--- start SUPPLIED INFORMATION ---

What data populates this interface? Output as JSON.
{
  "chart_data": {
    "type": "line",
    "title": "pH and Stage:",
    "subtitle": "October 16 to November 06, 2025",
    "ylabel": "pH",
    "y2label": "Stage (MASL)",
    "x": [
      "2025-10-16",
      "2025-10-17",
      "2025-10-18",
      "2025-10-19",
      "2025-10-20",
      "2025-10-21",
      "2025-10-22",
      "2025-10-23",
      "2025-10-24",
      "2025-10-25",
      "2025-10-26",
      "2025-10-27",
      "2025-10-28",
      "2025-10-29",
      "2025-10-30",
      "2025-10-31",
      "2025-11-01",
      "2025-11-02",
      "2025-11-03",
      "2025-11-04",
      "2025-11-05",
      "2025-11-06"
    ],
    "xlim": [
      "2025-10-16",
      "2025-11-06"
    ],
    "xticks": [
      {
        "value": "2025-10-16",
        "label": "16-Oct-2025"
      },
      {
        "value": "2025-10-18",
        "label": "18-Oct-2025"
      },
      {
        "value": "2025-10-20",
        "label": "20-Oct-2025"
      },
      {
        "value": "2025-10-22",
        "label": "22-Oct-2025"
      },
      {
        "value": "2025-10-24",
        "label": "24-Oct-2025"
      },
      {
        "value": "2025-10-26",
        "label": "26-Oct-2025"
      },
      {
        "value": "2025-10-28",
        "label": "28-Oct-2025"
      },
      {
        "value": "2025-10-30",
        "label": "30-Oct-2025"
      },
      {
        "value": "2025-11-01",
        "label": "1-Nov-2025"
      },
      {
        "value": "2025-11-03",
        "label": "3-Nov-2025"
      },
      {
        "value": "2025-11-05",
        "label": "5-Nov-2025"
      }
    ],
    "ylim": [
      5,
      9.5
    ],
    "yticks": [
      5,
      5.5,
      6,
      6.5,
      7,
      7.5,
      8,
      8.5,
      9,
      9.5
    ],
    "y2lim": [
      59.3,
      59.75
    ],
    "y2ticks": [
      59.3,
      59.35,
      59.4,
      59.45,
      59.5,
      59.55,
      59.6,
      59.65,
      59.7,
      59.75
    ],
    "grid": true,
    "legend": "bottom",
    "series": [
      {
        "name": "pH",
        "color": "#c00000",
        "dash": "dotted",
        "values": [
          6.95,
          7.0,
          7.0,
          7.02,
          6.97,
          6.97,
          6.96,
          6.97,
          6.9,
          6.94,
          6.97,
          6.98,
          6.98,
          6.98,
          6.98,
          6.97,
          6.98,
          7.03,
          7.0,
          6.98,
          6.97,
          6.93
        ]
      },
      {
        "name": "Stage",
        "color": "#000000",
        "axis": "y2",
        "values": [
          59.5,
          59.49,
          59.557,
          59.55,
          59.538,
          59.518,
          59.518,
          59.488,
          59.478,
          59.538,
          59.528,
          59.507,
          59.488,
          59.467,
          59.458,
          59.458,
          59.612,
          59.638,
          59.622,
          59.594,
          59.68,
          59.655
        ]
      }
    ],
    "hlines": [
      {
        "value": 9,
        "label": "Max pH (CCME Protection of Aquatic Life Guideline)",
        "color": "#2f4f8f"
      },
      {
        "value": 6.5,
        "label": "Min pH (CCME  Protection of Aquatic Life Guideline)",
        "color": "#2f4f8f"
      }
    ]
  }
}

--- end SUPPLIED INFORMATION ---

WHAT IS EXPECTED: Go through the listing above and restate it word for word.

CORRECT OUTPUT:
What data populates this interface? Output as JSON.
{
  "chart_data": {
    "type": "line",
    "title": "pH and Stage:",
    "subtitle": "October 16 to November 06, 2025",
    "ylabel": "pH",
    "y2label": "Stage (MASL)",
    "x": [
      "2025-10-16",
      "2025-10-17",
      "2025-10-18",
      "2025-10-19",
      "2025-10-20",
      "2025-10-21",
      "2025-10-22",
      "2025-10-23",
      "2025-10-24",
      "2025-10-25",
      "2025-10-26",
      "2025-10-27",
      "2025-10-28",
      "2025-10-29",
      "2025-10-30",
      "2025-10-31",
      "2025-11-01",
      "2025-11-02",
      "2025-11-03",
      "2025-11-04",
      "2025-11-05",
      "2025-11-06"
    ],
    "xlim": [
      "2025-10-16",
      "2025-11-06"
    ],
    "xticks": [
      {
        "value": "2025-10-16",
        "label": "16-Oct-2025"
      },
      {
        "value": "2025-10-18",
        "label": "18-Oct-2025"
      },
      {
        "value": "2025-10-20",
        "label": "20-Oct-2025"
      },
      {
        "value": "2025-10-22",
        "label": "22-Oct-2025"
      },
      {
        "value": "2025-10-24",
        "label": "24-Oct-2025"
      },
      {
        "value": "2025-10-26",
        "label": "26-Oct-2025"
      },
      {
        "value": "2025-10-28",
        "label": "28-Oct-2025"
      },
      {
        "value": "2025-10-30",
        "label": "30-Oct-2025"
      },
      {
        "value": "2025-11-01",
        "label": "1-Nov-2025"
      },
      {
        "value": "2025-11-03",
        "label": "3-Nov-2025"
      },
      {
        "value": "2025-11-05",
        "label": "5-Nov-2025"
      }
    ],
    "ylim": [
      5,
      9.5
    ],
    "yticks": [
      5,
      5.5,
      6,
      6.5,
      7,
      7.5,
      8,
      8.5,
      9,
      9.5
    ],
    "y2lim": [
      59.3,
      59.75
    ],
    "y2ticks": [
      59.3,
      59.35,
      59.4,
      59.45,
      59.5,
      59.55,
      59.6,
      59.65,
      59.7,
      59.75
    ],
    "grid": true,
    "legend": "bottom",
    "series": [
      {
        "name": "pH",
        "color": "#c00000",
        "dash": "dotted",
        "values": [
          6.95,
          7.0,
          7.0,
          7.02,
          6.97,
          6.97,
          6.96,
          6.97,
          6.9,
          6.94,
          6.97,
          6.98,
          6.98,
          6.98,
          6.98,
          6.97,
          6.98,
          7.03,
          7.0,
          6.98,
          6.97,
          6.93
        ]
      },
      {
        "name": "Stage",
        "color": "#000000",
        "axis": "y2",
        "values": [
          59.5,
          59.49,
          59.557,
          59.55,
          59.538,
          59.518,
          59.518,
          59.488,
          59.478,
          59.538,
          59.528,
          59.507,
          59.488,
          59.467,
          59.458,
          59.458,
          59.612,
          59.638,
          59.622,
          59.594,
          59.68,
          59.655
        ]
      }
    ],
    "hlines": [
      {
        "value": 9,
        "label": "Max pH (CCME Protection of Aquatic Life Guideline)",
        "color": "#2f4f8f"
      },
      {
        "value": 6.5,
        "label": "Min pH (CCME  Protection of Aquatic Life Guideline)",
        "color": "#2f4f8f"
      }
    ]
  }
}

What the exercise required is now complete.